All the data should be repeated exactly. Any image in it is left out.

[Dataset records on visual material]
⁂

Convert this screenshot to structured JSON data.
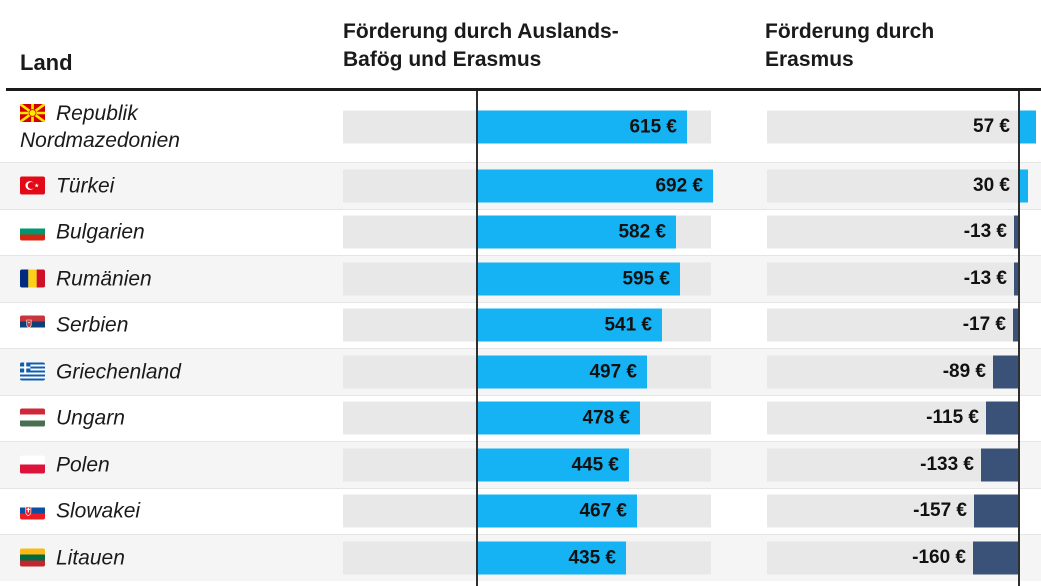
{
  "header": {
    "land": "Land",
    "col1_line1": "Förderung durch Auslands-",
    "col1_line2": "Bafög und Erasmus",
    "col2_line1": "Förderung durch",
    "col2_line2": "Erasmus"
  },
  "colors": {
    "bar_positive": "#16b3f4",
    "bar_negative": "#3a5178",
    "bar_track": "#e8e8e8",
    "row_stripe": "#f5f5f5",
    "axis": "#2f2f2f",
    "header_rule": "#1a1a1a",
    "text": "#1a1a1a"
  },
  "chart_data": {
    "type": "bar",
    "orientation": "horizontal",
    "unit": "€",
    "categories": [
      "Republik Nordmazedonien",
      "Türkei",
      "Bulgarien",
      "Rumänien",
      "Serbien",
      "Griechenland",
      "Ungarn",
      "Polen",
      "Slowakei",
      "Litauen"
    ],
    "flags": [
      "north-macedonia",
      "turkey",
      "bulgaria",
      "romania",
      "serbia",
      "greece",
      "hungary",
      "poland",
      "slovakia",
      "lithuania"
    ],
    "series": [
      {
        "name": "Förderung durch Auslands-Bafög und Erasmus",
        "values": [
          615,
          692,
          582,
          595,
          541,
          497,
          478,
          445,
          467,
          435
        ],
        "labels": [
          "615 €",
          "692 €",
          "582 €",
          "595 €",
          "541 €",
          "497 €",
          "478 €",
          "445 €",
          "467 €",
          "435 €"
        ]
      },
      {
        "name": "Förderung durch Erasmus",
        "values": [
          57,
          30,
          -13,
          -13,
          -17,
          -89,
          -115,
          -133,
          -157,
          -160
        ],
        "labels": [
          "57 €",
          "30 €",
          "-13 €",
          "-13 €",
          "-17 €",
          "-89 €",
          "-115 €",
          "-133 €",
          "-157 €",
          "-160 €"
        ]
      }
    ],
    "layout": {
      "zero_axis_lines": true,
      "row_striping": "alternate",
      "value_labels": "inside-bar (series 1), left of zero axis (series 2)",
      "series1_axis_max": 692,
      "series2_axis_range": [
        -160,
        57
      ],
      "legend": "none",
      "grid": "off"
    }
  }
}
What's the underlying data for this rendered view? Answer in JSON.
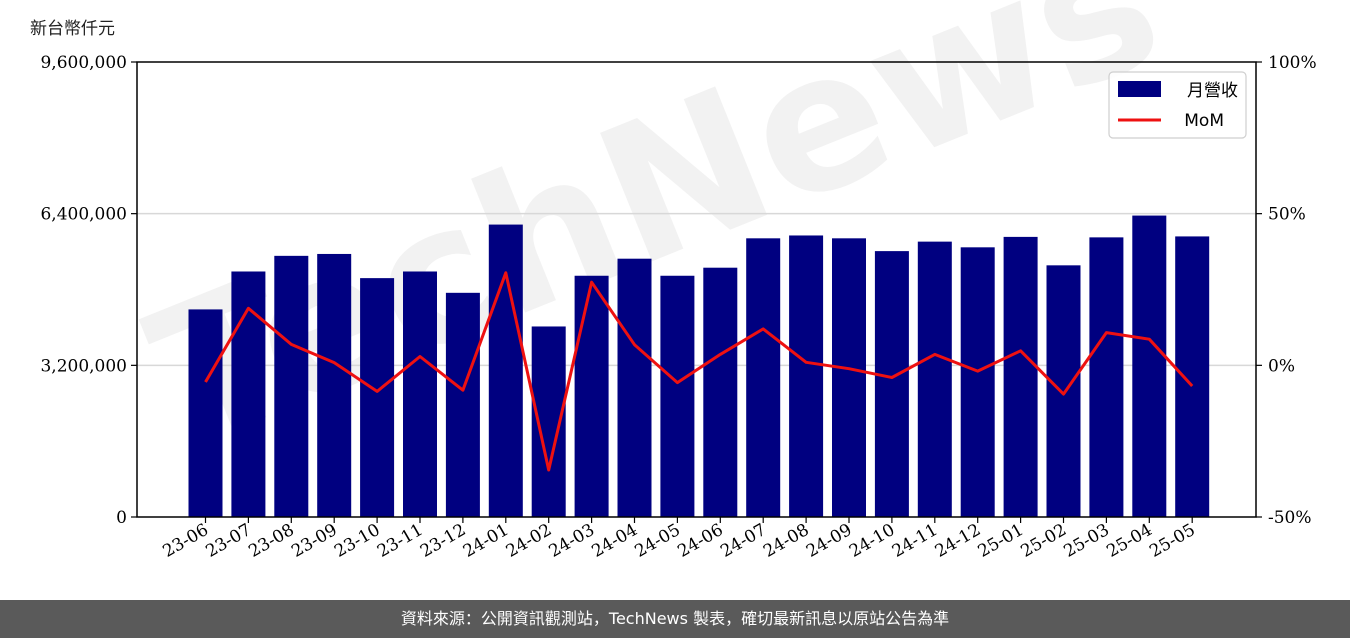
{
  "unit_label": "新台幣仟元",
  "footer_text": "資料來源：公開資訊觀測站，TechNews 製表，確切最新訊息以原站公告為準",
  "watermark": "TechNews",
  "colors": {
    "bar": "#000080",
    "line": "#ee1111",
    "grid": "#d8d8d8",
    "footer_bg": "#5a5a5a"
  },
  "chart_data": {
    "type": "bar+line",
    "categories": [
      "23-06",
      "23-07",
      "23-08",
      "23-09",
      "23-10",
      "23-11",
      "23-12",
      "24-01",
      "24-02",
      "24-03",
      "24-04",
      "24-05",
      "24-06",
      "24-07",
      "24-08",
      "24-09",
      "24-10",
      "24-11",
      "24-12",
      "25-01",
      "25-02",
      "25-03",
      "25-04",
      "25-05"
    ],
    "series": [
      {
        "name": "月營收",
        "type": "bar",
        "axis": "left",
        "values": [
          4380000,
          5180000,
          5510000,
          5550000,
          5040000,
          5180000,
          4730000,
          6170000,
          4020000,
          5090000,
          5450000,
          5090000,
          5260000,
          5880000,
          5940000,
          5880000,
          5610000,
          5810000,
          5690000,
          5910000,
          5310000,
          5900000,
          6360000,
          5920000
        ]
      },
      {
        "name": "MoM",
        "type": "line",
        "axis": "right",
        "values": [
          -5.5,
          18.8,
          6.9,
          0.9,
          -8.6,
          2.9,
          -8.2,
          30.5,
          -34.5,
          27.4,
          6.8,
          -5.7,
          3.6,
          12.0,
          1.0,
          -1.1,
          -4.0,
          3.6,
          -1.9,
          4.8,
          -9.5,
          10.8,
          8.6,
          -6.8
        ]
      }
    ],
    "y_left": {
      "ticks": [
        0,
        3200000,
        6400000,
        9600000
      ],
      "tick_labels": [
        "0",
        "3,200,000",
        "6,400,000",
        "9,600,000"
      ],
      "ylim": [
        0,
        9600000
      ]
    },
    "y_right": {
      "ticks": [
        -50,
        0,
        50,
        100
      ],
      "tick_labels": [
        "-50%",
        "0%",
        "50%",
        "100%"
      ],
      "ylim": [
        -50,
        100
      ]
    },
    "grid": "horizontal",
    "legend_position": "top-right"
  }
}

⁂

• [SOLUTION]
Convert this screenshot to structured JSON data.
{
  "header": {
    "land": "Land",
    "col1_line1": "Förderung durch Auslands-",
    "col1_line2": "Bafög und Erasmus",
    "col2_line1": "Förderung durch",
    "col2_line2": "Erasmus"
  },
  "colors": {
    "bar_positive": "#16b3f4",
    "bar_negative": "#3a5178",
    "bar_track": "#e8e8e8",
    "row_stripe": "#f5f5f5",
    "axis": "#2f2f2f",
    "header_rule": "#1a1a1a",
    "text": "#1a1a1a"
  },
  "chart_data": {
    "type": "bar",
    "orientation": "horizontal",
    "unit": "€",
    "categories": [
      "Republik Nordmazedonien",
      "Türkei",
      "Bulgarien",
      "Rumänien",
      "Serbien",
      "Griechenland",
      "Ungarn",
      "Polen",
      "Slowakei",
      "Litauen"
    ],
    "flags": [
      "north-macedonia",
      "turkey",
      "bulgaria",
      "romania",
      "serbia",
      "greece",
      "hungary",
      "poland",
      "slovakia",
      "lithuania"
    ],
    "series": [
      {
        "name": "Förderung durch Auslands-Bafög und Erasmus",
        "values": [
          615,
          692,
          582,
          595,
          541,
          497,
          478,
          445,
          467,
          435
        ],
        "labels": [
          "615 €",
          "692 €",
          "582 €",
          "595 €",
          "541 €",
          "497 €",
          "478 €",
          "445 €",
          "467 €",
          "435 €"
        ]
      },
      {
        "name": "Förderung durch Erasmus",
        "values": [
          57,
          30,
          -13,
          -13,
          -17,
          -89,
          -115,
          -133,
          -157,
          -160
        ],
        "labels": [
          "57 €",
          "30 €",
          "-13 €",
          "-13 €",
          "-17 €",
          "-89 €",
          "-115 €",
          "-133 €",
          "-157 €",
          "-160 €"
        ]
      }
    ],
    "layout": {
      "zero_axis_lines": true,
      "row_striping": "alternate",
      "value_labels": "inside-bar (series 1), left of zero axis (series 2)",
      "series1_axis_max": 692,
      "series2_axis_range": [
        -160,
        57
      ],
      "legend": "none",
      "grid": "off"
    }
  }
}
What's the underlying data for this rendered view? Answer in JSON.
{
  "unit_label": "新台幣仟元",
  "footer_text": "資料來源：公開資訊觀測站，TechNews 製表，確切最新訊息以原站公告為準",
  "watermark": "TechNews",
  "colors": {
    "bar": "#000080",
    "line": "#ee1111",
    "grid": "#d8d8d8",
    "footer_bg": "#5a5a5a"
  },
  "chart_data": {
    "type": "bar+line",
    "categories": [
      "23-06",
      "23-07",
      "23-08",
      "23-09",
      "23-10",
      "23-11",
      "23-12",
      "24-01",
      "24-02",
      "24-03",
      "24-04",
      "24-05",
      "24-06",
      "24-07",
      "24-08",
      "24-09",
      "24-10",
      "24-11",
      "24-12",
      "25-01",
      "25-02",
      "25-03",
      "25-04",
      "25-05"
    ],
    "series": [
      {
        "name": "月營收",
        "type": "bar",
        "axis": "left",
        "values": [
          4380000,
          5180000,
          5510000,
          5550000,
          5040000,
          5180000,
          4730000,
          6170000,
          4020000,
          5090000,
          5450000,
          5090000,
          5260000,
          5880000,
          5940000,
          5880000,
          5610000,
          5810000,
          5690000,
          5910000,
          5310000,
          5900000,
          6360000,
          5920000
        ]
      },
      {
        "name": "MoM",
        "type": "line",
        "axis": "right",
        "values": [
          -5.5,
          18.8,
          6.9,
          0.9,
          -8.6,
          2.9,
          -8.2,
          30.5,
          -34.5,
          27.4,
          6.8,
          -5.7,
          3.6,
          12.0,
          1.0,
          -1.1,
          -4.0,
          3.6,
          -1.9,
          4.8,
          -9.5,
          10.8,
          8.6,
          -6.8
        ]
      }
    ],
    "y_left": {
      "ticks": [
        0,
        3200000,
        6400000,
        9600000
      ],
      "tick_labels": [
        "0",
        "3,200,000",
        "6,400,000",
        "9,600,000"
      ],
      "ylim": [
        0,
        9600000
      ]
    },
    "y_right": {
      "ticks": [
        -50,
        0,
        50,
        100
      ],
      "tick_labels": [
        "-50%",
        "0%",
        "50%",
        "100%"
      ],
      "ylim": [
        -50,
        100
      ]
    },
    "grid": "horizontal",
    "legend_position": "top-right"
  }
}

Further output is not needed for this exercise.